Study text: Begin
Executing a midlife pivot to make a lasting impact

Q & A with Mark Connelly, Bachelor of Social Work, University of Northern British Columbia

It’s never too late to make the change you want to make. So goes the thinking of UNBC student Mark Connelly, who originates from the Stó:lō Nation near Aggasiz, BC. Growing up with a mother who survived the trauma of the residential school system, Mark managed to do very well for himself, rising quickly within the hospitality industry. Supported by incredible mentors, bosses and friends, the friendly and hardworking young man progressed from dishwasher to chef to general manager —and everything in between — at Earls.

But his years in the service industry, with its late-night hours and party culture, are behind him. Now fully aware of the intergenerational sprawl of addiction and mental health issues as they disproportionately affect marginalized groups like his own Coast Salish people, Mark has shifted his focus and is instead working toward his degree in social work. His reason? So that he can help others see themselves as successful, powerful, and — like him — in charge of their own destinies.

Let Mark inspire you with his words, just like he inspired us.

Q: How has the Indigenous Award helped you on your path?

A: The $2000 Award I received allowed me not to work this semester, which was amazing. It’s just so much easier to balance life, especially coming back as a mature student. I was out of school for 19 years before I decided to switch careers and attend university. Just changing gears to becoming a student again . . . I tell people it’s like two full time jobs, because you have your classes and then in-school time — and the amount of homework and assignments is taxing to say the least.

Q: What’s it like being a mature student?
Study text: End
▶ [Required actions]
1/ In the profile of Mark Connelly, why does he say that returning to school is like holding two full-time jobs? Answer in one to three sentences.
2/ Carry on the profile of Mark Connelly from the point where it stops.
Dataset entries: Begin
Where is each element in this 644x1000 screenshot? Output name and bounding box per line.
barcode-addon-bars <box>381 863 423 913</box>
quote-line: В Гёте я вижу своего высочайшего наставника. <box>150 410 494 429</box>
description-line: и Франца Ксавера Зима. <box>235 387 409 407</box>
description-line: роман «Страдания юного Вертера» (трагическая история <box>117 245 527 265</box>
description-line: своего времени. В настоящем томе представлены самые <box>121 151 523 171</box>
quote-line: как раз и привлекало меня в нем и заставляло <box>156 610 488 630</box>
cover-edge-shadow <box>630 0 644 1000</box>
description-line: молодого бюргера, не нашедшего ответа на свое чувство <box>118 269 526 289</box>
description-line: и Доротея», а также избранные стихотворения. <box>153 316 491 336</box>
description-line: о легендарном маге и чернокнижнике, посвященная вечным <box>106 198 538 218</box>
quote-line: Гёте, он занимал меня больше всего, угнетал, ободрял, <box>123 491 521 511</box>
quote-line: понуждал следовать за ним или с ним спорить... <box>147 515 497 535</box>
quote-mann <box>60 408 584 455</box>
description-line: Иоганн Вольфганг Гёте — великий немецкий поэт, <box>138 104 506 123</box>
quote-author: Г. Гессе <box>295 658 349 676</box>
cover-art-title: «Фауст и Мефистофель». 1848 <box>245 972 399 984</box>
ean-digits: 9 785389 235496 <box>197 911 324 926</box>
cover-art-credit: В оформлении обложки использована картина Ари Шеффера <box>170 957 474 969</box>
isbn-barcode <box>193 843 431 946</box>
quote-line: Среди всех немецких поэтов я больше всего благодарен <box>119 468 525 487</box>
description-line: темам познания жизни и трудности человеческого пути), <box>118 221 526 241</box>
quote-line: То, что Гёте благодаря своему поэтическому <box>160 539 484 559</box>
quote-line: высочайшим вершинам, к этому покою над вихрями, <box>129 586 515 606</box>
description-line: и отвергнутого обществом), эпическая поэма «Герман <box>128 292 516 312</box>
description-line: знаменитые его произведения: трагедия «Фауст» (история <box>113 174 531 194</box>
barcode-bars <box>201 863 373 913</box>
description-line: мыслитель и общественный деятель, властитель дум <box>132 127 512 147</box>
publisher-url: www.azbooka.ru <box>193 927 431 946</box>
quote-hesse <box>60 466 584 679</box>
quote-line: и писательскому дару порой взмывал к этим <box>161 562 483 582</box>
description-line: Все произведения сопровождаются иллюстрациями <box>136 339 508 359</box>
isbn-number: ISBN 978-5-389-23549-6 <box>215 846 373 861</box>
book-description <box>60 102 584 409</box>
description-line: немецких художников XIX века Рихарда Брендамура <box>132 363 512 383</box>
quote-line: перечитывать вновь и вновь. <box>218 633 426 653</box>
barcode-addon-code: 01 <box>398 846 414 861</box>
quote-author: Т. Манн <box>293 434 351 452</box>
Dataset entries: End
▶ [Answer section]
1/ He compares it to two full-time jobs because a student has classes and in-school time, and on top of that a workload of homework and assignments that he calls taxing to say the least.

2/
A: Before this, I had an entire career working my way up in the service industry to become a chef and then a general manager. So, I know task management and time management very well! Running restaurants with over 100 staff and entire management team, you learn people skills. Coming back as a mature student, you really understand the personal connection you need with people in the school. And I’m coming back with a purpose. I’m here to gain a new career, gain experience. I just love school.

Q: Why is a degree in social work so important to you?

 A: A degree in social work is so important because of my life experience. I am a first-generation survivor of residential school. My mother went to residential school, so I grew up seeing the trauma that has been caused, and how inter-generational it can be. Especially with my studies here at university, you kind of delve into that. And I have the life experience to share with my clients, and I have first hand experience with mental health concerns and these concerns that people in need are living with day to day. So, I’m not just going in with a degree, I’m going in with life experience to relate on a personal level.

Q: But you’re also filling out your degree with other specializations, aren’t you?

 A: I’m also getting a minor in psychology, and outdoor recreation, which is a weird combination! Psychology is to deal with the human aspect of social work. But also, I’ve been doing volunteering with a local high school for outdoor recreation, and search and rescue. Learning skills in the outdoors just instilled a huge sense of self-reliance and self-confidence in the youth. Because you know, last year I was working with grade eleven and twelves, and now a couple of those students are in university with me. Just to see their growth personally, by being in the outdoors, was incredible. That’s my dream and goal with a degree in social work, is to incorporate the outdoors where youth who are dealing with substance abuse or mental health concerns build their self-confidence and self-reliance, to know that they’re capable of anything.

Q: You faced some pretty tough barriers in getting to this place. Tell us about that.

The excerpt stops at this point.